* _Recorded data_
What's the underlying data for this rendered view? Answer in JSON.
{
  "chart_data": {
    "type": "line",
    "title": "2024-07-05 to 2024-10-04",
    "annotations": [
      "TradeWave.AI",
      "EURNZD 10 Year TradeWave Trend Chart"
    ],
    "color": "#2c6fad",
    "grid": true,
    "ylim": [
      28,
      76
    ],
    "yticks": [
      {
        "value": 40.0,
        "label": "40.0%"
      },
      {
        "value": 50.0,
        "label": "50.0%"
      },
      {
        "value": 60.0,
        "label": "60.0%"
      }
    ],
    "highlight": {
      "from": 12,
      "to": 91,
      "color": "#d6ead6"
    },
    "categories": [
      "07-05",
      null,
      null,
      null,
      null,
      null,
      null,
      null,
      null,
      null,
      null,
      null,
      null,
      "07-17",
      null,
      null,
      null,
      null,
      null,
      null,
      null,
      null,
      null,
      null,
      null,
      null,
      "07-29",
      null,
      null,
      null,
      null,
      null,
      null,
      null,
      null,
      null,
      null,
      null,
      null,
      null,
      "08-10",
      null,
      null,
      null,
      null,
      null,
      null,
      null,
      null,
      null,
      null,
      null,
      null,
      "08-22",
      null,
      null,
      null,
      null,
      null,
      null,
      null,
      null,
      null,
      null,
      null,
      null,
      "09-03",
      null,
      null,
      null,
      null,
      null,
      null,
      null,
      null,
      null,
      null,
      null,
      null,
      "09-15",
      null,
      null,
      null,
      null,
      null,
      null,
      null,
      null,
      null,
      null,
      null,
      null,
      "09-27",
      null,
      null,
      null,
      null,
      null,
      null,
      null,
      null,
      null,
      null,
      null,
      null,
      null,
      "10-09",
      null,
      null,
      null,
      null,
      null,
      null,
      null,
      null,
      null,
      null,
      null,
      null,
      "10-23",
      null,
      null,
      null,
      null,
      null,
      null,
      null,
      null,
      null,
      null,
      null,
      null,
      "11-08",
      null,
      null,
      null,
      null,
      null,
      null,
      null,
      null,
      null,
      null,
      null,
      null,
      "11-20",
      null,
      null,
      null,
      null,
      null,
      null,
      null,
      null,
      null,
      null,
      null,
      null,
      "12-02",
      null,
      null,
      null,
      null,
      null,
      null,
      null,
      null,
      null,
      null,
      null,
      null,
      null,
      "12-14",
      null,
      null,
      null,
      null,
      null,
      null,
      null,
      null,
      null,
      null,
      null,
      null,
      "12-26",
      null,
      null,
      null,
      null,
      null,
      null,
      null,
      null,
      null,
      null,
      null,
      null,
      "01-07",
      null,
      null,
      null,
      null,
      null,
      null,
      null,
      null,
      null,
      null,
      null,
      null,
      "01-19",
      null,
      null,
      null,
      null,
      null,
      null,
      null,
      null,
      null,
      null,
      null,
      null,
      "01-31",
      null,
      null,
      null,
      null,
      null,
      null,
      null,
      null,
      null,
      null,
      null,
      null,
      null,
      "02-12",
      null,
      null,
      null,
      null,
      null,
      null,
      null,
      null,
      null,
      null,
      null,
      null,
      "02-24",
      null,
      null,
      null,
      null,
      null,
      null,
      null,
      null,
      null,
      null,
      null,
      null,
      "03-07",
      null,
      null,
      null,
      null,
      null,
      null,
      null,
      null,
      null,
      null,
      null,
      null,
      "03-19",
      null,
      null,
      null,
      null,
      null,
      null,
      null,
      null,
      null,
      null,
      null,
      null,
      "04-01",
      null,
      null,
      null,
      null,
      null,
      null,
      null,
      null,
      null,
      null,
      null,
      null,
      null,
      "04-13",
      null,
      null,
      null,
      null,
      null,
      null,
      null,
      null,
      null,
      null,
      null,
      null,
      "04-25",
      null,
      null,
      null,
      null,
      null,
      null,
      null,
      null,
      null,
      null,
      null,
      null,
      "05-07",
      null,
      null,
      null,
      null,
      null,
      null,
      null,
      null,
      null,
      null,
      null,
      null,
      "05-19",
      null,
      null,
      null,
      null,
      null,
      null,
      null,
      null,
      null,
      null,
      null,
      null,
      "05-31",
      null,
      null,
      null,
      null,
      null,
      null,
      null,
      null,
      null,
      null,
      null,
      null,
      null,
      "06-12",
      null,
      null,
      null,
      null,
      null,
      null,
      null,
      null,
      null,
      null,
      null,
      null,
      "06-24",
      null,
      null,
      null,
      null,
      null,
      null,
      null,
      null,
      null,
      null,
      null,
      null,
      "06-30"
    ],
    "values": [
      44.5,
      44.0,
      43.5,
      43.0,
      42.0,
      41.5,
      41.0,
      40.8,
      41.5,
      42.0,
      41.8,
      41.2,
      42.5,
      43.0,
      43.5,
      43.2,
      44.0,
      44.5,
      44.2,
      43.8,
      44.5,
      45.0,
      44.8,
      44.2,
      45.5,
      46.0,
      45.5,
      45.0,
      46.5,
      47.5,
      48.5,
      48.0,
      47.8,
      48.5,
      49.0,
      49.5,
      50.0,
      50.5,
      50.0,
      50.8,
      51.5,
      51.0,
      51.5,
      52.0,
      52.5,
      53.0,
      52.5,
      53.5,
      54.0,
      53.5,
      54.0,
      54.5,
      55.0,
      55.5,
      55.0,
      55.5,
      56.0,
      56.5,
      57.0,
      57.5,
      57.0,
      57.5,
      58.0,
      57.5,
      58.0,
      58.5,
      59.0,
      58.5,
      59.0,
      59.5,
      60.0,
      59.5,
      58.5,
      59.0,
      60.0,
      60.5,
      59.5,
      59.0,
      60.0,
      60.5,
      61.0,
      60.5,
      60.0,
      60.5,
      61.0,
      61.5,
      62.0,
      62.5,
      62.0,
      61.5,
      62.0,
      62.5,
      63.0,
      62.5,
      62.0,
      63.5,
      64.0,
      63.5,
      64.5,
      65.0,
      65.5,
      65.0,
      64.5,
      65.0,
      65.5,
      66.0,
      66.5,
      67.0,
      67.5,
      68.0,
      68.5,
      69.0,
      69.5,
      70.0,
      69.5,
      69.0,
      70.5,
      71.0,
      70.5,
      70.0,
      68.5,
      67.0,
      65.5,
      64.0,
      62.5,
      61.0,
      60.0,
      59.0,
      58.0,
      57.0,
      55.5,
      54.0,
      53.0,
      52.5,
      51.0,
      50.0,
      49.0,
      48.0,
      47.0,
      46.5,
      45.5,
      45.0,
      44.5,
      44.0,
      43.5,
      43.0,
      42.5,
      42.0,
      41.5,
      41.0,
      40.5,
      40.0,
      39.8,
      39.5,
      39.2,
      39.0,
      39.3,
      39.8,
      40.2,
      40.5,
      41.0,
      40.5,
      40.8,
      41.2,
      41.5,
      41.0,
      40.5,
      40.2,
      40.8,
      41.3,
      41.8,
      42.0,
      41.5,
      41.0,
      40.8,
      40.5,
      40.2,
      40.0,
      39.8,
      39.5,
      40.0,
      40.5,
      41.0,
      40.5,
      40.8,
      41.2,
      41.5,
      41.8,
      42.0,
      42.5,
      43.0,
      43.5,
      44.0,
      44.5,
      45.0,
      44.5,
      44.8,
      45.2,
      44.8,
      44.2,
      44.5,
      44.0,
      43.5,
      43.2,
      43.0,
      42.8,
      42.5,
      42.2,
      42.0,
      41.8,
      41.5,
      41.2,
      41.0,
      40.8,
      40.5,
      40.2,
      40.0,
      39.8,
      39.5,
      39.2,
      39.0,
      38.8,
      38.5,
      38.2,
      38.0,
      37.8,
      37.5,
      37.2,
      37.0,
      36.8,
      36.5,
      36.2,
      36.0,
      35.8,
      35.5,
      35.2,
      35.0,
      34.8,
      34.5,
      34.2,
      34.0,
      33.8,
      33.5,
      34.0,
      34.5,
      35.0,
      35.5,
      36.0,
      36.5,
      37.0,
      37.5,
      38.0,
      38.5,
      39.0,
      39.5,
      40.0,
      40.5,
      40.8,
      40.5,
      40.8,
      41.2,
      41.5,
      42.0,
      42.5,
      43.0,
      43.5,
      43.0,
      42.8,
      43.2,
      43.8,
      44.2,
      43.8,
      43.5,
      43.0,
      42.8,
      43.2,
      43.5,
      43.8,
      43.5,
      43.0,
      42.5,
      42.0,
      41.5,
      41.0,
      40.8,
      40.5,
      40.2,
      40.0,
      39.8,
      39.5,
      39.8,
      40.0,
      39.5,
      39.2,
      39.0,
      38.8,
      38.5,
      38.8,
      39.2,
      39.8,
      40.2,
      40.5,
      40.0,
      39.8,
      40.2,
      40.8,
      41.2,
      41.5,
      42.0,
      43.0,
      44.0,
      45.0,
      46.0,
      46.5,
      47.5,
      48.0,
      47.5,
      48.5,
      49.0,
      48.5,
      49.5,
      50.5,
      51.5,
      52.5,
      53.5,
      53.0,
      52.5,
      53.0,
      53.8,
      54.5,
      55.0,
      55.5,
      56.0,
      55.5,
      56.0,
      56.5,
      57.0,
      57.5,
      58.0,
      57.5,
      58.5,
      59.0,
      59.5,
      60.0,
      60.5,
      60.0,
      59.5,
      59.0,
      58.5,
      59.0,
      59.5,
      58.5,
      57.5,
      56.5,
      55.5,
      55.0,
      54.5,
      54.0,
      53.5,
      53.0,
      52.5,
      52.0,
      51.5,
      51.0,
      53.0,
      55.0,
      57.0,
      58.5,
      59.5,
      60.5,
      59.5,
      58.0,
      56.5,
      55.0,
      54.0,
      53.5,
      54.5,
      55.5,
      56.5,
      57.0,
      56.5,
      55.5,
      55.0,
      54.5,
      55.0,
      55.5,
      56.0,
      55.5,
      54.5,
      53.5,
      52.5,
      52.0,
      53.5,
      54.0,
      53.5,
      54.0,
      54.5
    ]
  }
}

* _Problem statement_
Isolate each line of the listing above that includes "TradeWave". Copy it.

* _Task response_
      "TradeWave.AI",
      "EURNZD 10 Year TradeWave Trend Chart"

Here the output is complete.